## THE DATA
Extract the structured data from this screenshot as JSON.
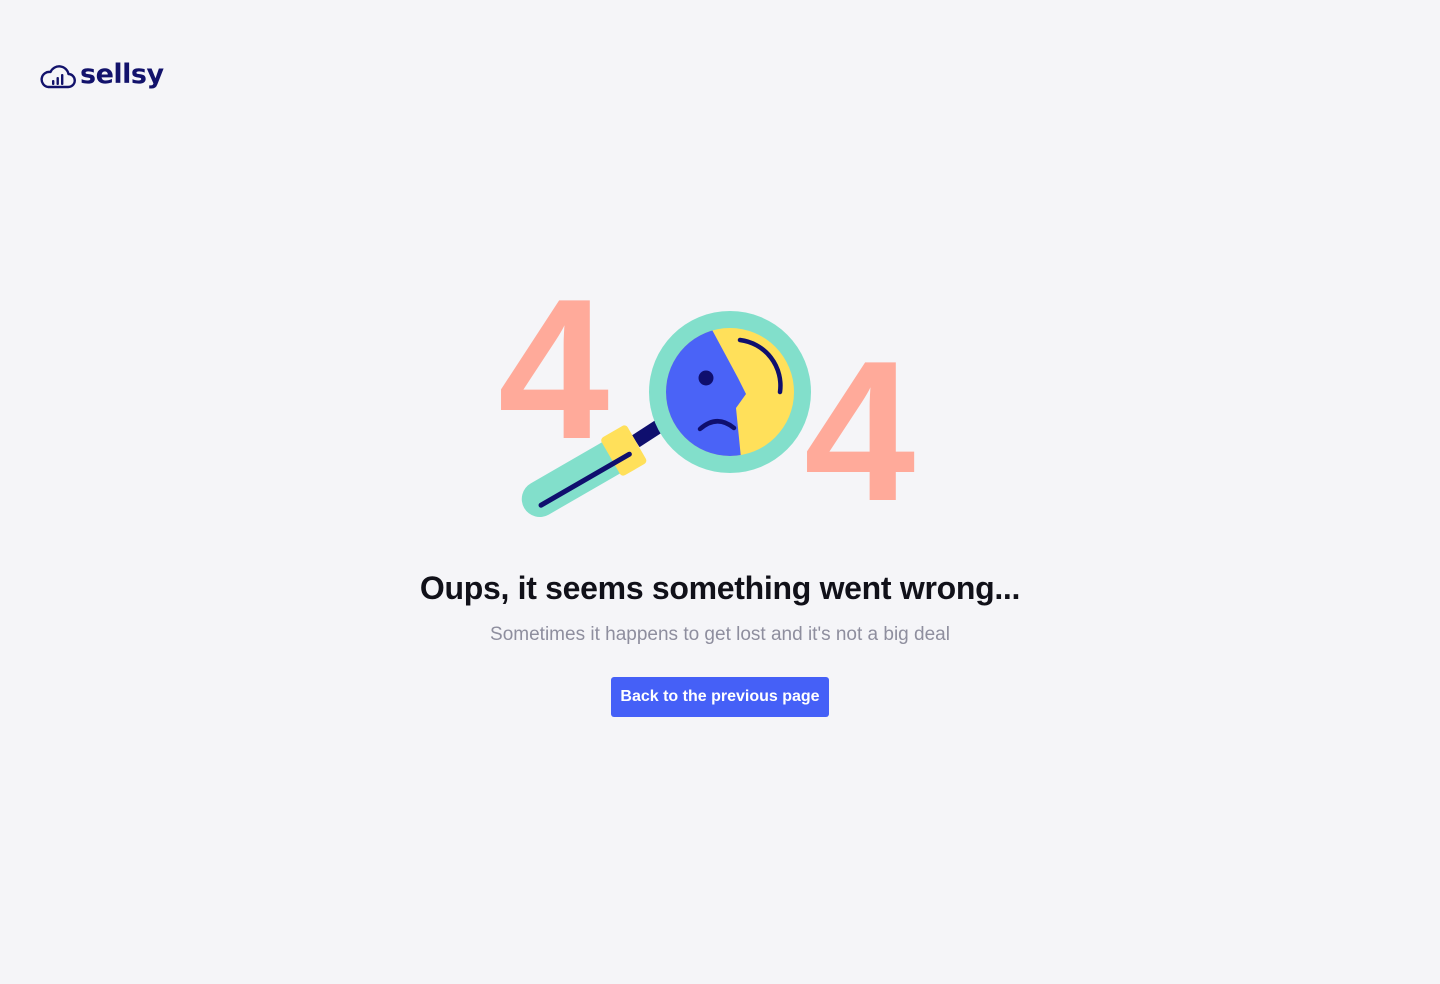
{
  "brand": {
    "name": "sellsy",
    "color": "#12126b",
    "logo_icon": "cloud-chart-icon"
  },
  "illustration": {
    "first_digit": "4",
    "last_digit": "4",
    "digit_color": "#ffaa9a",
    "icon": "magnifier-sad-face-icon",
    "lens_ring_color": "#82dfcb",
    "face_yellow": "#ffe05a",
    "face_blue": "#4a63f7",
    "handle_accent": "#ffe05a",
    "line_color": "#0f0f6e"
  },
  "error": {
    "title": "Oups, it seems something went wrong...",
    "message": "Sometimes it happens to get lost and it's not a big deal",
    "title_color": "#111119",
    "message_color": "#8e8e9e"
  },
  "actions": {
    "back_label": "Back to the previous page",
    "back_color": "#4560f7"
  },
  "page": {
    "background": "#f5f5f8"
  }
}
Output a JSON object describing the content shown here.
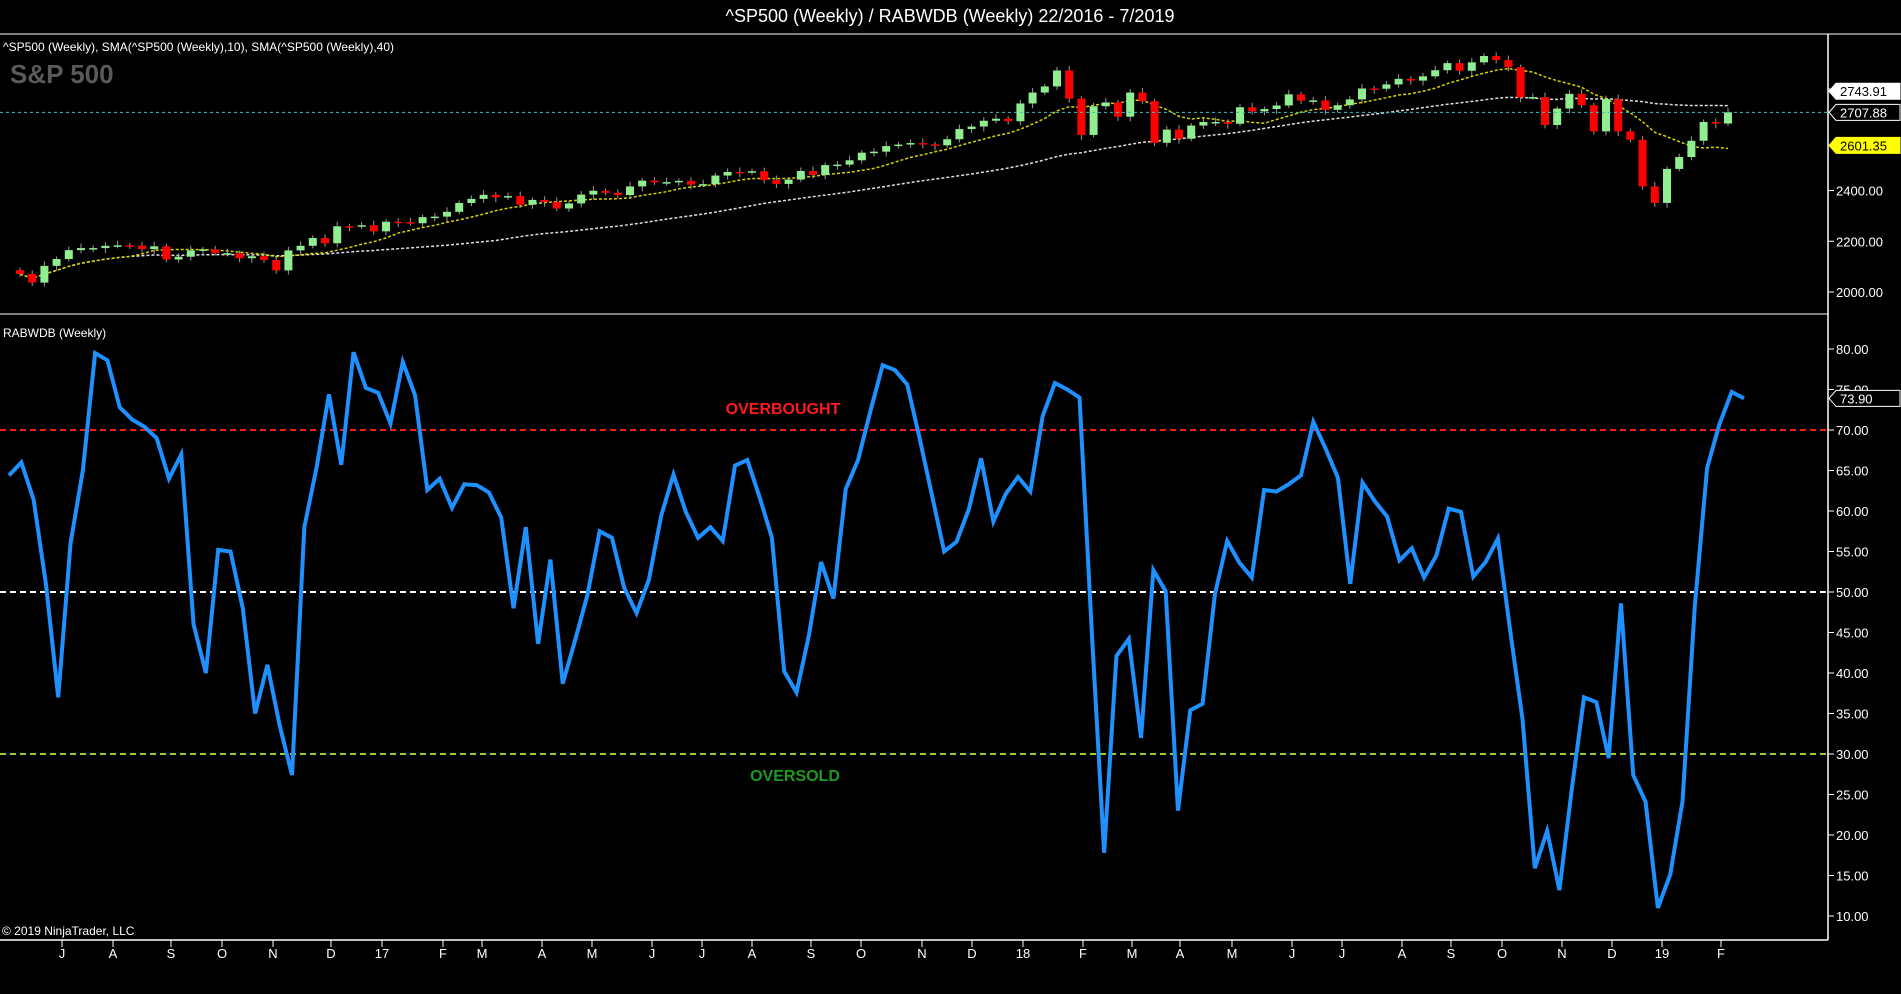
{
  "title": "^SP500 (Weekly) / RABWDB (Weekly)  22/2016 - 7/2019",
  "copyright": "© 2019 NinjaTrader, LLC",
  "colors": {
    "background": "#000000",
    "up_candle": "#90ee90",
    "down_candle": "#ff0000",
    "sma10": "#d4d400",
    "sma40": "#e0e0e0",
    "rabwdb_line": "#1e90ff",
    "overbought": "#ff1a1a",
    "oversold": "#1e9a1e",
    "midline": "#ffffff",
    "oversold_line": "#9acd32",
    "last_price_line": "#3cc0c0"
  },
  "chart_data": [
    {
      "type": "candlestick",
      "legend": "^SP500 (Weekly),  SMA(^SP500 (Weekly),10),  SMA(^SP500 (Weekly),40)",
      "watermark": "S&P 500",
      "ylim": [
        1900,
        3050
      ],
      "yticks": [
        "2000.00",
        "2200.00",
        "2400.00",
        "2800.00"
      ],
      "ytick_values": [
        2000,
        2200,
        2400,
        2800
      ],
      "closes": [
        2071,
        2037,
        2103,
        2130,
        2165,
        2173,
        2173,
        2182,
        2184,
        2183,
        2169,
        2180,
        2128,
        2139,
        2164,
        2168,
        2153,
        2153,
        2133,
        2141,
        2126,
        2085,
        2164,
        2182,
        2213,
        2192,
        2259,
        2258,
        2263,
        2239,
        2277,
        2275,
        2271,
        2295,
        2297,
        2316,
        2351,
        2367,
        2383,
        2373,
        2378,
        2344,
        2363,
        2355,
        2329,
        2349,
        2384,
        2399,
        2391,
        2382,
        2416,
        2439,
        2432,
        2433,
        2438,
        2423,
        2425,
        2459,
        2473,
        2472,
        2476,
        2441,
        2426,
        2443,
        2477,
        2461,
        2500,
        2502,
        2519,
        2549,
        2553,
        2575,
        2581,
        2587,
        2582,
        2578,
        2602,
        2642,
        2652,
        2675,
        2683,
        2673,
        2743,
        2786,
        2810,
        2873,
        2762,
        2619,
        2732,
        2747,
        2691,
        2786,
        2752,
        2588,
        2640,
        2604,
        2656,
        2670,
        2670,
        2663,
        2728,
        2712,
        2721,
        2735,
        2779,
        2754,
        2755,
        2718,
        2736,
        2759,
        2802,
        2801,
        2818,
        2840,
        2833,
        2850,
        2874,
        2902,
        2872,
        2905,
        2930,
        2914,
        2886,
        2767,
        2768,
        2658,
        2723,
        2781,
        2736,
        2633,
        2760,
        2633,
        2600,
        2416,
        2351,
        2485,
        2532,
        2596,
        2670,
        2664,
        2707.88
      ],
      "sma_periods": [
        10,
        40
      ],
      "price_labels": {
        "sma40": "2743.91",
        "last": "2707.88",
        "sma10": "2601.35"
      }
    },
    {
      "type": "line",
      "legend": "RABWDB (Weekly)",
      "ylim": [
        7,
        83
      ],
      "yticks": [
        "10.00",
        "15.00",
        "20.00",
        "25.00",
        "30.00",
        "35.00",
        "40.00",
        "45.00",
        "50.00",
        "55.00",
        "60.00",
        "65.00",
        "70.00",
        "75.00",
        "80.00"
      ],
      "ytick_values": [
        10,
        15,
        20,
        25,
        30,
        35,
        40,
        45,
        50,
        55,
        60,
        65,
        70,
        75,
        80
      ],
      "values": [
        64.4,
        66,
        61.4,
        51,
        37,
        56,
        65,
        79.5,
        78.6,
        72.8,
        71.3,
        70.4,
        69,
        64,
        67,
        46,
        40,
        55.2,
        55,
        48,
        35,
        41,
        33.5,
        27.4,
        58,
        65.4,
        74.4,
        65.7,
        79.6,
        75.2,
        74.6,
        70.8,
        78.4,
        74.3,
        62.6,
        64,
        60.4,
        63.3,
        63.2,
        62.3,
        59.2,
        48,
        58,
        43.6,
        54,
        38.7,
        44,
        49.6,
        57.5,
        56.7,
        50.5,
        47.4,
        51.5,
        59.4,
        64.5,
        59.9,
        56.7,
        58,
        56.3,
        65.6,
        66.3,
        61.7,
        56.7,
        40.2,
        37.6,
        44.6,
        53.7,
        49.2,
        62.7,
        66.3,
        72.3,
        78,
        77.4,
        75.6,
        69,
        62,
        55,
        56.2,
        60.2,
        66.5,
        58.7,
        62.1,
        64.2,
        62.4,
        71.7,
        75.8,
        75,
        74,
        45,
        17.8,
        42.1,
        44.2,
        32,
        52.7,
        50.1,
        23,
        35.4,
        36.2,
        49.7,
        56.3,
        53.6,
        51.8,
        62.6,
        62.4,
        63.3,
        64.4,
        71,
        67.7,
        64.1,
        51,
        63.5,
        61.2,
        59.3,
        53.9,
        55.4,
        51.8,
        54.5,
        60.3,
        59.9,
        51.9,
        53.7,
        56.6,
        45.2,
        34.3,
        15.9,
        20.5,
        13.2,
        25.6,
        37,
        36.4,
        29.5,
        48.6,
        27.4,
        24.1,
        11,
        15.1,
        24.1,
        48.2,
        65.3,
        70.7,
        74.7,
        73.9
      ],
      "last_label": "73.90",
      "levels": [
        {
          "value": 70,
          "label": "OVERBOUGHT"
        },
        {
          "value": 50,
          "label": ""
        },
        {
          "value": 30,
          "label": "OVERSOLD"
        }
      ]
    }
  ],
  "xaxis": {
    "ticks": [
      "J",
      "A",
      "S",
      "O",
      "N",
      "D",
      "17",
      "F",
      "M",
      "A",
      "M",
      "J",
      "J",
      "A",
      "S",
      "O",
      "N",
      "D",
      "18",
      "F",
      "M",
      "A",
      "M",
      "J",
      "J",
      "A",
      "S",
      "O",
      "N",
      "D",
      "19",
      "F"
    ]
  }
}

## THE REQUEST
The listing above must be printed again exactly, minus its pictures.

## OUTPUT BELOW
Extract the structured data from this screenshot as JSON.
{
  "brand": {
    "name": "sellsy",
    "color": "#12126b",
    "logo_icon": "cloud-chart-icon"
  },
  "illustration": {
    "first_digit": "4",
    "last_digit": "4",
    "digit_color": "#ffaa9a",
    "icon": "magnifier-sad-face-icon",
    "lens_ring_color": "#82dfcb",
    "face_yellow": "#ffe05a",
    "face_blue": "#4a63f7",
    "handle_accent": "#ffe05a",
    "line_color": "#0f0f6e"
  },
  "error": {
    "title": "Oups, it seems something went wrong...",
    "message": "Sometimes it happens to get lost and it's not a big deal",
    "title_color": "#111119",
    "message_color": "#8e8e9e"
  },
  "actions": {
    "back_label": "Back to the previous page",
    "back_color": "#4560f7"
  },
  "page": {
    "background": "#f5f5f8"
  }
}
Output a JSON object describing the content shown here.
{
  "title": "^SP500 (Weekly) / RABWDB (Weekly)  22/2016 - 7/2019",
  "copyright": "© 2019 NinjaTrader, LLC",
  "colors": {
    "background": "#000000",
    "up_candle": "#90ee90",
    "down_candle": "#ff0000",
    "sma10": "#d4d400",
    "sma40": "#e0e0e0",
    "rabwdb_line": "#1e90ff",
    "overbought": "#ff1a1a",
    "oversold": "#1e9a1e",
    "midline": "#ffffff",
    "oversold_line": "#9acd32",
    "last_price_line": "#3cc0c0"
  },
  "chart_data": [
    {
      "type": "candlestick",
      "legend": "^SP500 (Weekly),  SMA(^SP500 (Weekly),10),  SMA(^SP500 (Weekly),40)",
      "watermark": "S&P 500",
      "ylim": [
        1900,
        3050
      ],
      "yticks": [
        "2000.00",
        "2200.00",
        "2400.00",
        "2800.00"
      ],
      "ytick_values": [
        2000,
        2200,
        2400,
        2800
      ],
      "closes": [
        2071,
        2037,
        2103,
        2130,
        2165,
        2173,
        2173,
        2182,
        2184,
        2183,
        2169,
        2180,
        2128,
        2139,
        2164,
        2168,
        2153,
        2153,
        2133,
        2141,
        2126,
        2085,
        2164,
        2182,
        2213,
        2192,
        2259,
        2258,
        2263,
        2239,
        2277,
        2275,
        2271,
        2295,
        2297,
        2316,
        2351,
        2367,
        2383,
        2373,
        2378,
        2344,
        2363,
        2355,
        2329,
        2349,
        2384,
        2399,
        2391,
        2382,
        2416,
        2439,
        2432,
        2433,
        2438,
        2423,
        2425,
        2459,
        2473,
        2472,
        2476,
        2441,
        2426,
        2443,
        2477,
        2461,
        2500,
        2502,
        2519,
        2549,
        2553,
        2575,
        2581,
        2587,
        2582,
        2578,
        2602,
        2642,
        2652,
        2675,
        2683,
        2673,
        2743,
        2786,
        2810,
        2873,
        2762,
        2619,
        2732,
        2747,
        2691,
        2786,
        2752,
        2588,
        2640,
        2604,
        2656,
        2670,
        2670,
        2663,
        2728,
        2712,
        2721,
        2735,
        2779,
        2754,
        2755,
        2718,
        2736,
        2759,
        2802,
        2801,
        2818,
        2840,
        2833,
        2850,
        2874,
        2902,
        2872,
        2905,
        2930,
        2914,
        2886,
        2767,
        2768,
        2658,
        2723,
        2781,
        2736,
        2633,
        2760,
        2633,
        2600,
        2416,
        2351,
        2485,
        2532,
        2596,
        2670,
        2664,
        2707.88
      ],
      "sma_periods": [
        10,
        40
      ],
      "price_labels": {
        "sma40": "2743.91",
        "last": "2707.88",
        "sma10": "2601.35"
      }
    },
    {
      "type": "line",
      "legend": "RABWDB (Weekly)",
      "ylim": [
        7,
        83
      ],
      "yticks": [
        "10.00",
        "15.00",
        "20.00",
        "25.00",
        "30.00",
        "35.00",
        "40.00",
        "45.00",
        "50.00",
        "55.00",
        "60.00",
        "65.00",
        "70.00",
        "75.00",
        "80.00"
      ],
      "ytick_values": [
        10,
        15,
        20,
        25,
        30,
        35,
        40,
        45,
        50,
        55,
        60,
        65,
        70,
        75,
        80
      ],
      "values": [
        64.4,
        66,
        61.4,
        51,
        37,
        56,
        65,
        79.5,
        78.6,
        72.8,
        71.3,
        70.4,
        69,
        64,
        67,
        46,
        40,
        55.2,
        55,
        48,
        35,
        41,
        33.5,
        27.4,
        58,
        65.4,
        74.4,
        65.7,
        79.6,
        75.2,
        74.6,
        70.8,
        78.4,
        74.3,
        62.6,
        64,
        60.4,
        63.3,
        63.2,
        62.3,
        59.2,
        48,
        58,
        43.6,
        54,
        38.7,
        44,
        49.6,
        57.5,
        56.7,
        50.5,
        47.4,
        51.5,
        59.4,
        64.5,
        59.9,
        56.7,
        58,
        56.3,
        65.6,
        66.3,
        61.7,
        56.7,
        40.2,
        37.6,
        44.6,
        53.7,
        49.2,
        62.7,
        66.3,
        72.3,
        78,
        77.4,
        75.6,
        69,
        62,
        55,
        56.2,
        60.2,
        66.5,
        58.7,
        62.1,
        64.2,
        62.4,
        71.7,
        75.8,
        75,
        74,
        45,
        17.8,
        42.1,
        44.2,
        32,
        52.7,
        50.1,
        23,
        35.4,
        36.2,
        49.7,
        56.3,
        53.6,
        51.8,
        62.6,
        62.4,
        63.3,
        64.4,
        71,
        67.7,
        64.1,
        51,
        63.5,
        61.2,
        59.3,
        53.9,
        55.4,
        51.8,
        54.5,
        60.3,
        59.9,
        51.9,
        53.7,
        56.6,
        45.2,
        34.3,
        15.9,
        20.5,
        13.2,
        25.6,
        37,
        36.4,
        29.5,
        48.6,
        27.4,
        24.1,
        11,
        15.1,
        24.1,
        48.2,
        65.3,
        70.7,
        74.7,
        73.9
      ],
      "last_label": "73.90",
      "levels": [
        {
          "value": 70,
          "label": "OVERBOUGHT"
        },
        {
          "value": 50,
          "label": ""
        },
        {
          "value": 30,
          "label": "OVERSOLD"
        }
      ]
    }
  ],
  "xaxis": {
    "ticks": [
      "J",
      "A",
      "S",
      "O",
      "N",
      "D",
      "17",
      "F",
      "M",
      "A",
      "M",
      "J",
      "J",
      "A",
      "S",
      "O",
      "N",
      "D",
      "18",
      "F",
      "M",
      "A",
      "M",
      "J",
      "J",
      "A",
      "S",
      "O",
      "N",
      "D",
      "19",
      "F"
    ]
  }
}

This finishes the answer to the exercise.